• DIRECTION:
Write out the material below again, unchanged.

Data extracted from a collection:
--------------------
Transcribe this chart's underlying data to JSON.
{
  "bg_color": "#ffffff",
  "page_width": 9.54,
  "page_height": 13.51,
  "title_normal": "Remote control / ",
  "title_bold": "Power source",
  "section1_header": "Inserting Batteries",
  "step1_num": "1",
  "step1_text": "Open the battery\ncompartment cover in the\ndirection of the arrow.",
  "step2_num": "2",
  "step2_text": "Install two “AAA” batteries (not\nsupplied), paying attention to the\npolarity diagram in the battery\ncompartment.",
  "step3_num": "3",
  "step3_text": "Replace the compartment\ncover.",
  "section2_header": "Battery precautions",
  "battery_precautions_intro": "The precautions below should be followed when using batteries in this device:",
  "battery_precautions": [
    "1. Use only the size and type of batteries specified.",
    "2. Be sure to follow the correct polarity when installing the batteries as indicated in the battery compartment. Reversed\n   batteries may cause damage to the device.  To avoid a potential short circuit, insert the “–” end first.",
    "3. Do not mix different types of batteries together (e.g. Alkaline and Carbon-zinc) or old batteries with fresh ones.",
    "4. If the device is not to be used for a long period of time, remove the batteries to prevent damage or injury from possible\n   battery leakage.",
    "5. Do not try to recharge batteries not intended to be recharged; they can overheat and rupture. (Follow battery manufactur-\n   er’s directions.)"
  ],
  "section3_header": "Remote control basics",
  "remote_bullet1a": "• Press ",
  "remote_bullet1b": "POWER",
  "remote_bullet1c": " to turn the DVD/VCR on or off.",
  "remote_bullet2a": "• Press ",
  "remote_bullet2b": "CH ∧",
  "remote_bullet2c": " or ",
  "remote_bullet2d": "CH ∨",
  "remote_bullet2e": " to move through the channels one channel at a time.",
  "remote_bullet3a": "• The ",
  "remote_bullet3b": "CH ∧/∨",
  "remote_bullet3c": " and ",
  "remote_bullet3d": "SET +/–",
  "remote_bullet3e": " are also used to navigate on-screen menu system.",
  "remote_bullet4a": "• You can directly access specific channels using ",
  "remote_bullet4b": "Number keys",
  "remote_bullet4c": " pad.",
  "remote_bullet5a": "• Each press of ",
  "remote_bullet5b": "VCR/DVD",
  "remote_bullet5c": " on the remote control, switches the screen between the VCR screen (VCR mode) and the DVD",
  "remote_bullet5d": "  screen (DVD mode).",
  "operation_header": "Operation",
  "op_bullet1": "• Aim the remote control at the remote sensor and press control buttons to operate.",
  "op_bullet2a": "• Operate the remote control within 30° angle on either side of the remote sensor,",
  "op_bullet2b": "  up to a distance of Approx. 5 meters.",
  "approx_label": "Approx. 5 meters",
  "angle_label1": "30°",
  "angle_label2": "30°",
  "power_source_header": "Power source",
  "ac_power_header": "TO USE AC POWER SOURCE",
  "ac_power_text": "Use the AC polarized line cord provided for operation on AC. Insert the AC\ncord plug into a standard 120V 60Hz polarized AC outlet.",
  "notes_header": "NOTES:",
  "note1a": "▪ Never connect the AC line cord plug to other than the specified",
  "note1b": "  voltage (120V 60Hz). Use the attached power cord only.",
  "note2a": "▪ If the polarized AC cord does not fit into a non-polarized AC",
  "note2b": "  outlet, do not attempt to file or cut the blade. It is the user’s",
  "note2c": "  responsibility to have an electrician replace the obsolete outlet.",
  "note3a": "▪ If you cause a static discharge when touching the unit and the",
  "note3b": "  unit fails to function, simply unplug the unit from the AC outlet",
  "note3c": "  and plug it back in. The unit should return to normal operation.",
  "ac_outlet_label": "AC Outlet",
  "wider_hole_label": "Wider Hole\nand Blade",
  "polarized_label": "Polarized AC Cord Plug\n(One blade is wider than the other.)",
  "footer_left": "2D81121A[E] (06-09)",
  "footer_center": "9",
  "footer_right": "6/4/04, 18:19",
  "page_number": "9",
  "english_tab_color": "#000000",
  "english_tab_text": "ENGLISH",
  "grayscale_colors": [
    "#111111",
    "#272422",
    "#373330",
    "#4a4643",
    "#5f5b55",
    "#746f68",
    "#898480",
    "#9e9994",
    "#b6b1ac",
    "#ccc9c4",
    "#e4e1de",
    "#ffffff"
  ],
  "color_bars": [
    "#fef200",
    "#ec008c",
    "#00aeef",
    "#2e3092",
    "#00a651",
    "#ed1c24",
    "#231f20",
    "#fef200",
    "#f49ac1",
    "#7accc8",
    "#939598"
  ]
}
--------------------
• THE RESPONSE:
Transcribe this chart's underlying data to JSON.
{
  "bg_color": "#ffffff",
  "page_width": 9.54,
  "page_height": 13.51,
  "title_normal": "Remote control / ",
  "title_bold": "Power source",
  "section1_header": "Inserting Batteries",
  "step1_num": "1",
  "step1_text": "Open the battery\ncompartment cover in the\ndirection of the arrow.",
  "step2_num": "2",
  "step2_text": "Install two “AAA” batteries (not\nsupplied), paying attention to the\npolarity diagram in the battery\ncompartment.",
  "step3_num": "3",
  "step3_text": "Replace the compartment\ncover.",
  "section2_header": "Battery precautions",
  "battery_precautions_intro": "The precautions below should be followed when using batteries in this device:",
  "battery_precautions": [
    "1. Use only the size and type of batteries specified.",
    "2. Be sure to follow the correct polarity when installing the batteries as indicated in the battery compartment. Reversed\n   batteries may cause damage to the device.  To avoid a potential short circuit, insert the “–” end first.",
    "3. Do not mix different types of batteries together (e.g. Alkaline and Carbon-zinc) or old batteries with fresh ones.",
    "4. If the device is not to be used for a long period of time, remove the batteries to prevent damage or injury from possible\n   battery leakage.",
    "5. Do not try to recharge batteries not intended to be recharged; they can overheat and rupture. (Follow battery manufactur-\n   er’s directions.)"
  ],
  "section3_header": "Remote control basics",
  "remote_bullet1a": "• Press ",
  "remote_bullet1b": "POWER",
  "remote_bullet1c": " to turn the DVD/VCR on or off.",
  "remote_bullet2a": "• Press ",
  "remote_bullet2b": "CH ∧",
  "remote_bullet2c": " or ",
  "remote_bullet2d": "CH ∨",
  "remote_bullet2e": " to move through the channels one channel at a time.",
  "remote_bullet3a": "• The ",
  "remote_bullet3b": "CH ∧/∨",
  "remote_bullet3c": " and ",
  "remote_bullet3d": "SET +/–",
  "remote_bullet3e": " are also used to navigate on-screen menu system.",
  "remote_bullet4a": "• You can directly access specific channels using ",
  "remote_bullet4b": "Number keys",
  "remote_bullet4c": " pad.",
  "remote_bullet5a": "• Each press of ",
  "remote_bullet5b": "VCR/DVD",
  "remote_bullet5c": " on the remote control, switches the screen between the VCR screen (VCR mode) and the DVD",
  "remote_bullet5d": "  screen (DVD mode).",
  "operation_header": "Operation",
  "op_bullet1": "• Aim the remote control at the remote sensor and press control buttons to operate.",
  "op_bullet2a": "• Operate the remote control within 30° angle on either side of the remote sensor,",
  "op_bullet2b": "  up to a distance of Approx. 5 meters.",
  "approx_label": "Approx. 5 meters",
  "angle_label1": "30°",
  "angle_label2": "30°",
  "power_source_header": "Power source",
  "ac_power_header": "TO USE AC POWER SOURCE",
  "ac_power_text": "Use the AC polarized line cord provided for operation on AC. Insert the AC\ncord plug into a standard 120V 60Hz polarized AC outlet.",
  "notes_header": "NOTES:",
  "note1a": "▪ Never connect the AC line cord plug to other than the specified",
  "note1b": "  voltage (120V 60Hz). Use the attached power cord only.",
  "note2a": "▪ If the polarized AC cord does not fit into a non-polarized AC",
  "note2b": "  outlet, do not attempt to file or cut the blade. It is the user’s",
  "note2c": "  responsibility to have an electrician replace the obsolete outlet.",
  "note3a": "▪ If you cause a static discharge when touching the unit and the",
  "note3b": "  unit fails to function, simply unplug the unit from the AC outlet",
  "note3c": "  and plug it back in. The unit should return to normal operation.",
  "ac_outlet_label": "AC Outlet",
  "wider_hole_label": "Wider Hole\nand Blade",
  "polarized_label": "Polarized AC Cord Plug\n(One blade is wider than the other.)",
  "footer_left": "2D81121A[E] (06-09)",
  "footer_center": "9",
  "footer_right": "6/4/04, 18:19",
  "page_number": "9",
  "english_tab_color": "#000000",
  "english_tab_text": "ENGLISH",
  "grayscale_colors": [
    "#111111",
    "#272422",
    "#373330",
    "#4a4643",
    "#5f5b55",
    "#746f68",
    "#898480",
    "#9e9994",
    "#b6b1ac",
    "#ccc9c4",
    "#e4e1de",
    "#ffffff"
  ],
  "color_bars": [
    "#fef200",
    "#ec008c",
    "#00aeef",
    "#2e3092",
    "#00a651",
    "#ed1c24",
    "#231f20",
    "#fef200",
    "#f49ac1",
    "#7accc8",
    "#939598"
  ]
}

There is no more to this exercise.